(PROBLEM TO SOLVE)
Any picture among the records should be left out, please; retype the rest exactly.

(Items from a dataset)
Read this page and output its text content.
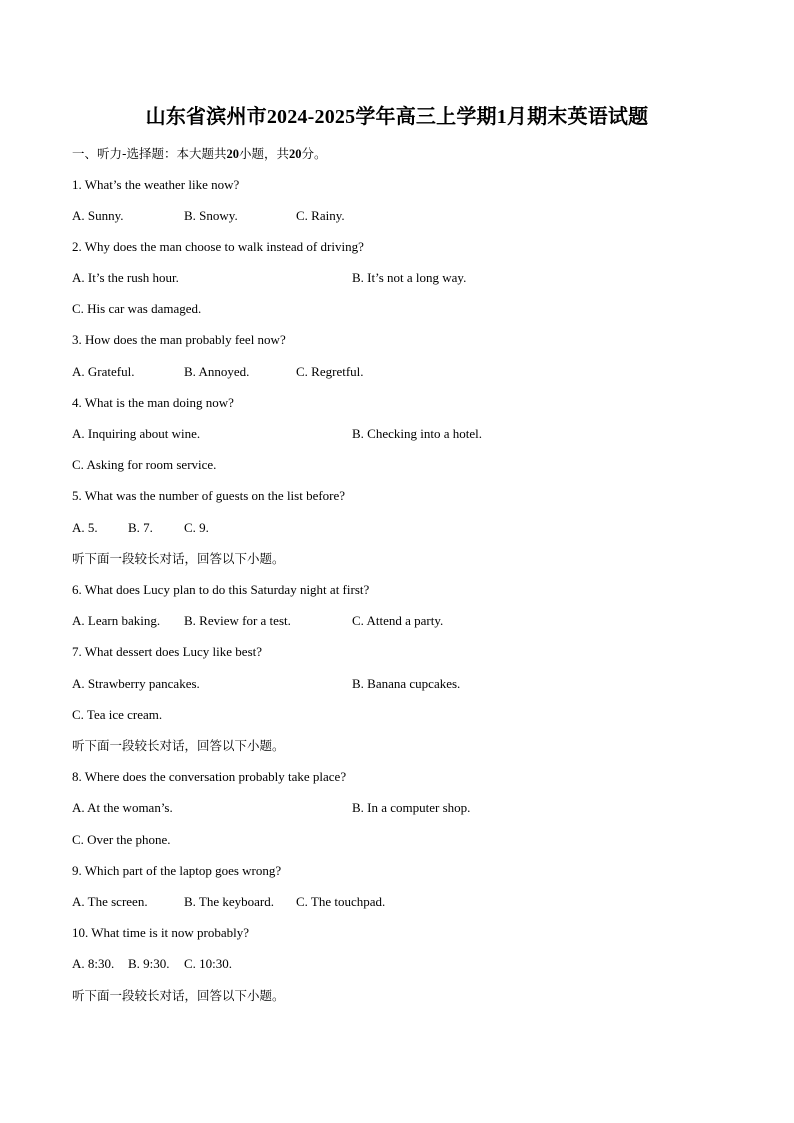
山东省滨州市2024-2025学年高三上学期1月期末英语试题
一、听力-选择题：本大题共20小题，共20分。
1. What’s the weather like now?
A. Sunny.	B. Snowy.	C. Rainy.
2. Why does the man choose to walk instead of driving?
A. It’s the rush hour.	B. It’s not a long way.
C. His car was damaged.
3. How does the man probably feel now?
A. Grateful.	B. Annoyed.	C. Regretful.
4. What is the man doing now?
A. Inquiring about wine.	B. Checking into a hotel.
C. Asking for room service.
5. What was the number of guests on the list before?
A. 5. B. 7. C. 9.
听下面一段较长对话，回答以下小题。
6. What does Lucy plan to do this Saturday night at first?
A. Learn baking. B. Review for a test.	C. Attend a party.
7. What dessert does Lucy like best?
A. Strawberry pancakes.	B. Banana cupcakes.
C. Tea ice cream.
听下面一段较长对话，回答以下小题。
8. Where does the conversation probably take place?
A. At the woman’s.	B. In a computer shop.
C. Over the phone.
9. Which part of the laptop goes wrong?
A. The screen.	B. The keyboard. C. The touchpad.
10. What time is it now probably?
A. 8:30. B. 9:30. C. 10:30.
听下面一段较长对话，回答以下小题。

(RESPONSE TO THIS EXERCISE)
Read this page and output its text content.
山东省滨州市2024-2025学年高三上学期1月期末英语试题
一、听力-选择题：本大题共20小题，共20分。
1. What’s the weather like now?
A. Sunny.	B. Snowy.	C. Rainy.
2. Why does the man choose to walk instead of driving?
A. It’s the rush hour.	B. It’s not a long way.
C. His car was damaged.
3. How does the man probably feel now?
A. Grateful.	B. Annoyed.	C. Regretful.
4. What is the man doing now?
A. Inquiring about wine.	B. Checking into a hotel.
C. Asking for room service.
5. What was the number of guests on the list before?
A. 5. B. 7. C. 9.
听下面一段较长对话，回答以下小题。
6. What does Lucy plan to do this Saturday night at first?
A. Learn baking. B. Review for a test.	C. Attend a party.
7. What dessert does Lucy like best?
A. Strawberry pancakes.	B. Banana cupcakes.
C. Tea ice cream.
听下面一段较长对话，回答以下小题。
8. Where does the conversation probably take place?
A. At the woman’s.	B. In a computer shop.
C. Over the phone.
9. Which part of the laptop goes wrong?
A. The screen.	B. The keyboard. C. The touchpad.
10. What time is it now probably?
A. 8:30. B. 9:30. C. 10:30.
听下面一段较长对话，回答以下小题。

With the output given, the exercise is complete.